§ WHAT IS NEEDED
Could you transcribe every record below exactly as written, leaving out any pictures?

--- START OF DATASET RECORDS ---

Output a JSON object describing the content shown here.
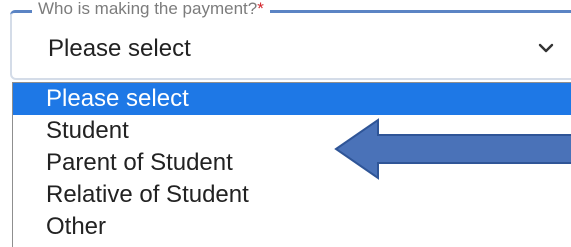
{
  "field": {
    "legend": "Who is making the payment?",
    "required_marker": "*",
    "selected_value": "Please select",
    "chevron_icon": "chevron-down-icon"
  },
  "dropdown": {
    "options": [
      {
        "label": "Please select",
        "highlighted": true
      },
      {
        "label": "Student",
        "highlighted": false
      },
      {
        "label": "Parent of Student",
        "highlighted": false
      },
      {
        "label": "Relative of Student",
        "highlighted": false
      },
      {
        "label": "Other",
        "highlighted": false
      }
    ]
  },
  "annotation": {
    "icon": "left-arrow-icon",
    "fill_color": "#4a72b8",
    "stroke_color": "#2f5597"
  },
  "colors": {
    "highlight": "#1e78e6",
    "accent_border": "#5b84c4",
    "required": "#d2232a"
  }
}
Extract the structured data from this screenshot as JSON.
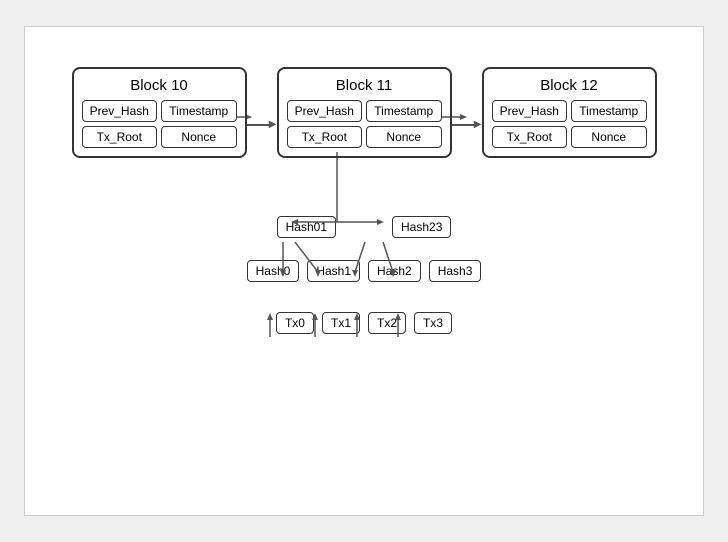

--- END OF DATASET RECORDS ---

§ FULL SOLUTION
Output a JSON object describing the content shown here.
{
  "field": {
    "legend": "Who is making the payment?",
    "required_marker": "*",
    "selected_value": "Please select",
    "chevron_icon": "chevron-down-icon"
  },
  "dropdown": {
    "options": [
      {
        "label": "Please select",
        "highlighted": true
      },
      {
        "label": "Student",
        "highlighted": false
      },
      {
        "label": "Parent of Student",
        "highlighted": false
      },
      {
        "label": "Relative of Student",
        "highlighted": false
      },
      {
        "label": "Other",
        "highlighted": false
      }
    ]
  },
  "annotation": {
    "icon": "left-arrow-icon",
    "fill_color": "#4a72b8",
    "stroke_color": "#2f5597"
  },
  "colors": {
    "highlight": "#1e78e6",
    "accent_border": "#5b84c4",
    "required": "#d2232a"
  }
}
Extract the structured data from this screenshot as JSON.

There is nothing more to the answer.